Each entry that follows must be output without any deviation.

=== INPUT ===

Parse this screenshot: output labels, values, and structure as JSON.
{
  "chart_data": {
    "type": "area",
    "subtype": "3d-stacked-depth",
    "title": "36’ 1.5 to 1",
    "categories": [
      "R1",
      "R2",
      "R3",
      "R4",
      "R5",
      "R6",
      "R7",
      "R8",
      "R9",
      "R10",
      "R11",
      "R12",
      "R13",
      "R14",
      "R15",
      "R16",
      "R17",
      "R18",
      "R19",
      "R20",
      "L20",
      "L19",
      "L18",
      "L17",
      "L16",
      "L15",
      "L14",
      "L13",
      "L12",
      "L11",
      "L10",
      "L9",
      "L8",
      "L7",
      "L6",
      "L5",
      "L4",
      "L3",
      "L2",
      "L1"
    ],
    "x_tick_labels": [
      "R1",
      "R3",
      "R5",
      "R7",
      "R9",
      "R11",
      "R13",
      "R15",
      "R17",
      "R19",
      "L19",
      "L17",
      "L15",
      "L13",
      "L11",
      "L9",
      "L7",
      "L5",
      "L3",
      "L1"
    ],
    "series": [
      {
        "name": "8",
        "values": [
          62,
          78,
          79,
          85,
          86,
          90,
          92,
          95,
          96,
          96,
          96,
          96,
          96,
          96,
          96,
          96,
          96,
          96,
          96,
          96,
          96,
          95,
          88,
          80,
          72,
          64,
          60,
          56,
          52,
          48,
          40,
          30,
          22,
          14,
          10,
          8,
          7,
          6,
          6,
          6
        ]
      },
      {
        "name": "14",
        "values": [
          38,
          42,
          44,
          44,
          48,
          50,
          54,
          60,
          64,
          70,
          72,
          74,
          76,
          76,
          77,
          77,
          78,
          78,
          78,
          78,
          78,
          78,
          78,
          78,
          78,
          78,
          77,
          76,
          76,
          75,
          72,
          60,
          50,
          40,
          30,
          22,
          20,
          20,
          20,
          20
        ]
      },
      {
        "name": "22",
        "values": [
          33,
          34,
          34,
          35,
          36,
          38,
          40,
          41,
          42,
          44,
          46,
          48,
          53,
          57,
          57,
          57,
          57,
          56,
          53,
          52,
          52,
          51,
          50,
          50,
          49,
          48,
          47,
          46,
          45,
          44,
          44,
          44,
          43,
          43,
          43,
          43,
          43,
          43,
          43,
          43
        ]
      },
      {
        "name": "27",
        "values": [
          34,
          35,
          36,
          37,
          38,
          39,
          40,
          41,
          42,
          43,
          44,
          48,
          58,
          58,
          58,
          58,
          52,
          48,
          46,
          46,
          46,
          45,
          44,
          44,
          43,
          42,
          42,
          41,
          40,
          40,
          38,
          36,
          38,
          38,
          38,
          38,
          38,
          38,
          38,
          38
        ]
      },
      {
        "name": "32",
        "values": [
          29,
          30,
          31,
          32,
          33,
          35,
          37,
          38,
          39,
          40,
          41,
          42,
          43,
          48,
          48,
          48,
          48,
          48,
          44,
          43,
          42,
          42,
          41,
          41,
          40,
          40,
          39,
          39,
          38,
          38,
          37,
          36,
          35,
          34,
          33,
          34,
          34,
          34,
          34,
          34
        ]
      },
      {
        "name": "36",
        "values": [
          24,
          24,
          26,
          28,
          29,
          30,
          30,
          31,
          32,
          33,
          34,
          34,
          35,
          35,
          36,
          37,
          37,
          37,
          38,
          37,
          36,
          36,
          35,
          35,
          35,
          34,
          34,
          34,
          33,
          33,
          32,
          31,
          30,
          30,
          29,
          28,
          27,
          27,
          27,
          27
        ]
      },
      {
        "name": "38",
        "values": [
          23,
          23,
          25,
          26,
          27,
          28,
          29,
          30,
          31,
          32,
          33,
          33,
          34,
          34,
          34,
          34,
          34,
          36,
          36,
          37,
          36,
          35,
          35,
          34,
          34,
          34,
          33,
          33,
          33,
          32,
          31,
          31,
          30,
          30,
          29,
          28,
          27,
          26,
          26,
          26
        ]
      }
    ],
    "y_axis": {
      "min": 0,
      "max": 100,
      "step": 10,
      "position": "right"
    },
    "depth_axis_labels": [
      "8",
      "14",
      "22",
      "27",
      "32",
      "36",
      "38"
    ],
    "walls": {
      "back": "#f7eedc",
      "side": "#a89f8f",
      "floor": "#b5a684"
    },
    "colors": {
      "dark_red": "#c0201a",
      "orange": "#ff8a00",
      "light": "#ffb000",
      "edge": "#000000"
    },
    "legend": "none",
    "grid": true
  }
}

===

EXERCISE SOLUTION:
Parse this screenshot: output labels, values, and structure as JSON.
{
  "chart_data": {
    "type": "area",
    "subtype": "3d-stacked-depth",
    "title": "36’ 1.5 to 1",
    "categories": [
      "R1",
      "R2",
      "R3",
      "R4",
      "R5",
      "R6",
      "R7",
      "R8",
      "R9",
      "R10",
      "R11",
      "R12",
      "R13",
      "R14",
      "R15",
      "R16",
      "R17",
      "R18",
      "R19",
      "R20",
      "L20",
      "L19",
      "L18",
      "L17",
      "L16",
      "L15",
      "L14",
      "L13",
      "L12",
      "L11",
      "L10",
      "L9",
      "L8",
      "L7",
      "L6",
      "L5",
      "L4",
      "L3",
      "L2",
      "L1"
    ],
    "x_tick_labels": [
      "R1",
      "R3",
      "R5",
      "R7",
      "R9",
      "R11",
      "R13",
      "R15",
      "R17",
      "R19",
      "L19",
      "L17",
      "L15",
      "L13",
      "L11",
      "L9",
      "L7",
      "L5",
      "L3",
      "L1"
    ],
    "series": [
      {
        "name": "8",
        "values": [
          62,
          78,
          79,
          85,
          86,
          90,
          92,
          95,
          96,
          96,
          96,
          96,
          96,
          96,
          96,
          96,
          96,
          96,
          96,
          96,
          96,
          95,
          88,
          80,
          72,
          64,
          60,
          56,
          52,
          48,
          40,
          30,
          22,
          14,
          10,
          8,
          7,
          6,
          6,
          6
        ]
      },
      {
        "name": "14",
        "values": [
          38,
          42,
          44,
          44,
          48,
          50,
          54,
          60,
          64,
          70,
          72,
          74,
          76,
          76,
          77,
          77,
          78,
          78,
          78,
          78,
          78,
          78,
          78,
          78,
          78,
          78,
          77,
          76,
          76,
          75,
          72,
          60,
          50,
          40,
          30,
          22,
          20,
          20,
          20,
          20
        ]
      },
      {
        "name": "22",
        "values": [
          33,
          34,
          34,
          35,
          36,
          38,
          40,
          41,
          42,
          44,
          46,
          48,
          53,
          57,
          57,
          57,
          57,
          56,
          53,
          52,
          52,
          51,
          50,
          50,
          49,
          48,
          47,
          46,
          45,
          44,
          44,
          44,
          43,
          43,
          43,
          43,
          43,
          43,
          43,
          43
        ]
      },
      {
        "name": "27",
        "values": [
          34,
          35,
          36,
          37,
          38,
          39,
          40,
          41,
          42,
          43,
          44,
          48,
          58,
          58,
          58,
          58,
          52,
          48,
          46,
          46,
          46,
          45,
          44,
          44,
          43,
          42,
          42,
          41,
          40,
          40,
          38,
          36,
          38,
          38,
          38,
          38,
          38,
          38,
          38,
          38
        ]
      },
      {
        "name": "32",
        "values": [
          29,
          30,
          31,
          32,
          33,
          35,
          37,
          38,
          39,
          40,
          41,
          42,
          43,
          48,
          48,
          48,
          48,
          48,
          44,
          43,
          42,
          42,
          41,
          41,
          40,
          40,
          39,
          39,
          38,
          38,
          37,
          36,
          35,
          34,
          33,
          34,
          34,
          34,
          34,
          34
        ]
      },
      {
        "name": "36",
        "values": [
          24,
          24,
          26,
          28,
          29,
          30,
          30,
          31,
          32,
          33,
          34,
          34,
          35,
          35,
          36,
          37,
          37,
          37,
          38,
          37,
          36,
          36,
          35,
          35,
          35,
          34,
          34,
          34,
          33,
          33,
          32,
          31,
          30,
          30,
          29,
          28,
          27,
          27,
          27,
          27
        ]
      },
      {
        "name": "38",
        "values": [
          23,
          23,
          25,
          26,
          27,
          28,
          29,
          30,
          31,
          32,
          33,
          33,
          34,
          34,
          34,
          34,
          34,
          36,
          36,
          37,
          36,
          35,
          35,
          34,
          34,
          34,
          33,
          33,
          33,
          32,
          31,
          31,
          30,
          30,
          29,
          28,
          27,
          26,
          26,
          26
        ]
      }
    ],
    "y_axis": {
      "min": 0,
      "max": 100,
      "step": 10,
      "position": "right"
    },
    "depth_axis_labels": [
      "8",
      "14",
      "22",
      "27",
      "32",
      "36",
      "38"
    ],
    "walls": {
      "back": "#f7eedc",
      "side": "#a89f8f",
      "floor": "#b5a684"
    },
    "colors": {
      "dark_red": "#c0201a",
      "orange": "#ff8a00",
      "light": "#ffb000",
      "edge": "#000000"
    },
    "legend": "none",
    "grid": true
  }
}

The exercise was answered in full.